### [DIRECTIONS]
Find out how many lines of the material contain the string "name" and give only that figure.

### [SUPPLIED MATERIAL]

(begin)

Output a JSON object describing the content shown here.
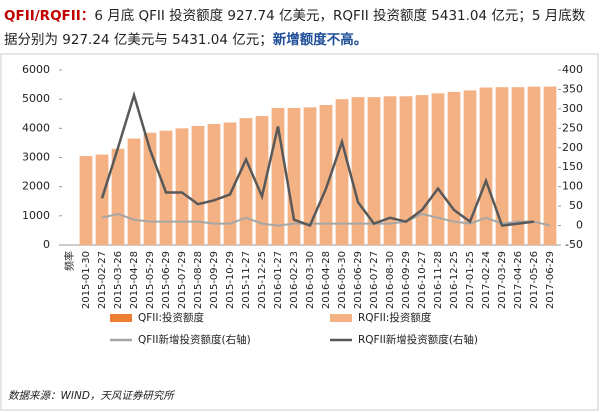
{
  "header": {
    "lead": "QFII/RQFII：",
    "text": "6 月底 QFII 投资额度 927.74 亿美元，RQFII 投资额度 5431.04 亿元；5 月底数据分别为 927.24 亿美元与 5431.04 亿元；",
    "highlight": "新增额度不高。"
  },
  "chart_data": {
    "type": "bar-line",
    "categories": [
      "频率",
      "2015-01-30",
      "2015-02-27",
      "2015-03-26",
      "2015-04-28",
      "2015-05-29",
      "2015-06-29",
      "2015-07-29",
      "2015-08-28",
      "2015-09-29",
      "2015-10-29",
      "2015-11-27",
      "2015-12-25",
      "2016-01-27",
      "2016-02-23",
      "2016-03-30",
      "2016-04-28",
      "2016-05-30",
      "2016-06-29",
      "2016-07-27",
      "2016-08-30",
      "2016-09-29",
      "2016-10-27",
      "2016-11-28",
      "2016-12-25",
      "2017-01-25",
      "2017-02-24",
      "2017-03-29",
      "2017-04-26",
      "2017-05-26",
      "2017-06-29"
    ],
    "series": [
      {
        "name": "QFII:投资额度",
        "kind": "bar",
        "color": "#ed7d31",
        "values": [
          null,
          null,
          null,
          null,
          null,
          null,
          null,
          null,
          null,
          null,
          null,
          null,
          null,
          null,
          null,
          null,
          null,
          null,
          null,
          null,
          null,
          null,
          null,
          null,
          null,
          null,
          null,
          null,
          null,
          null,
          null
        ]
      },
      {
        "name": "RQFII:投资额度",
        "kind": "bar",
        "color": "#f4b183",
        "values": [
          null,
          3050,
          3100,
          3300,
          3650,
          3850,
          3920,
          4000,
          4080,
          4150,
          4200,
          4350,
          4420,
          4700,
          4700,
          4720,
          4800,
          5000,
          5070,
          5070,
          5100,
          5100,
          5140,
          5200,
          5250,
          5300,
          5400,
          5410,
          5410,
          5431,
          5431
        ]
      },
      {
        "name": "QFII新增投资额度(右轴)",
        "kind": "line",
        "axis": "y2",
        "color": "#a6a6a6",
        "values": [
          null,
          null,
          20,
          30,
          15,
          10,
          10,
          10,
          10,
          5,
          5,
          20,
          5,
          0,
          5,
          5,
          5,
          5,
          5,
          5,
          5,
          10,
          30,
          20,
          10,
          5,
          20,
          5,
          10,
          10,
          0
        ]
      },
      {
        "name": "RQFII新增投资额度(右轴)",
        "kind": "line",
        "axis": "y2",
        "color": "#595959",
        "values": [
          null,
          null,
          70,
          200,
          335,
          195,
          85,
          85,
          55,
          65,
          80,
          170,
          75,
          255,
          15,
          0,
          95,
          215,
          60,
          5,
          20,
          10,
          40,
          95,
          40,
          10,
          115,
          0,
          5,
          10,
          null
        ]
      }
    ],
    "ylim": [
      0,
      6000
    ],
    "yticks": [
      0,
      1000,
      2000,
      3000,
      4000,
      5000,
      6000
    ],
    "y2lim": [
      -50,
      400
    ],
    "y2ticks": [
      -50,
      0,
      50,
      100,
      150,
      200,
      250,
      300,
      350,
      400
    ]
  },
  "source": "数据来源：WIND，天风证券研究所"
}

(end)

### [TASK OUTPUT]
4